PROBLEM TO SOLVE:
Copy each line exactly. Drop every picture.

DATA EXTRACT:
▶

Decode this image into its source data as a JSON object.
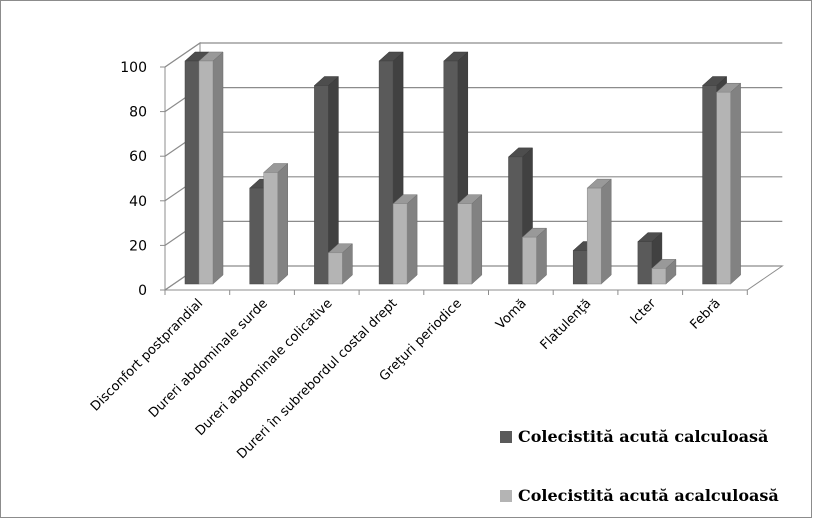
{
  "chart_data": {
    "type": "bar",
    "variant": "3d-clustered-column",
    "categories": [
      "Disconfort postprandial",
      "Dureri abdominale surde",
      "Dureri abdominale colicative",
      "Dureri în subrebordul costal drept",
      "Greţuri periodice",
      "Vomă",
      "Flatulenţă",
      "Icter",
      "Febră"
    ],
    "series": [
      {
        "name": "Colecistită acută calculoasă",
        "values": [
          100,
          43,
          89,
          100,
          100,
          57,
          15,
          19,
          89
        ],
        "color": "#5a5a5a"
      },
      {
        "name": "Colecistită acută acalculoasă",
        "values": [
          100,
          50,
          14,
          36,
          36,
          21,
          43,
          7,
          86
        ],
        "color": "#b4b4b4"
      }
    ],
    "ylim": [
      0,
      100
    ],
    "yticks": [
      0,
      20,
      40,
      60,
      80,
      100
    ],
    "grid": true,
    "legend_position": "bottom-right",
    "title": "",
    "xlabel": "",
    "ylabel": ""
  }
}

◀

REPLY:
Decode this image into its source data as a JSON object.
{
  "chart_data": {
    "type": "bar",
    "variant": "3d-clustered-column",
    "categories": [
      "Disconfort postprandial",
      "Dureri abdominale surde",
      "Dureri abdominale colicative",
      "Dureri în subrebordul costal drept",
      "Greţuri periodice",
      "Vomă",
      "Flatulenţă",
      "Icter",
      "Febră"
    ],
    "series": [
      {
        "name": "Colecistită acută calculoasă",
        "values": [
          100,
          43,
          89,
          100,
          100,
          57,
          15,
          19,
          89
        ],
        "color": "#5a5a5a"
      },
      {
        "name": "Colecistită acută acalculoasă",
        "values": [
          100,
          50,
          14,
          36,
          36,
          21,
          43,
          7,
          86
        ],
        "color": "#b4b4b4"
      }
    ],
    "ylim": [
      0,
      100
    ],
    "yticks": [
      0,
      20,
      40,
      60,
      80,
      100
    ],
    "grid": true,
    "legend_position": "bottom-right",
    "title": "",
    "xlabel": "",
    "ylabel": ""
  }
}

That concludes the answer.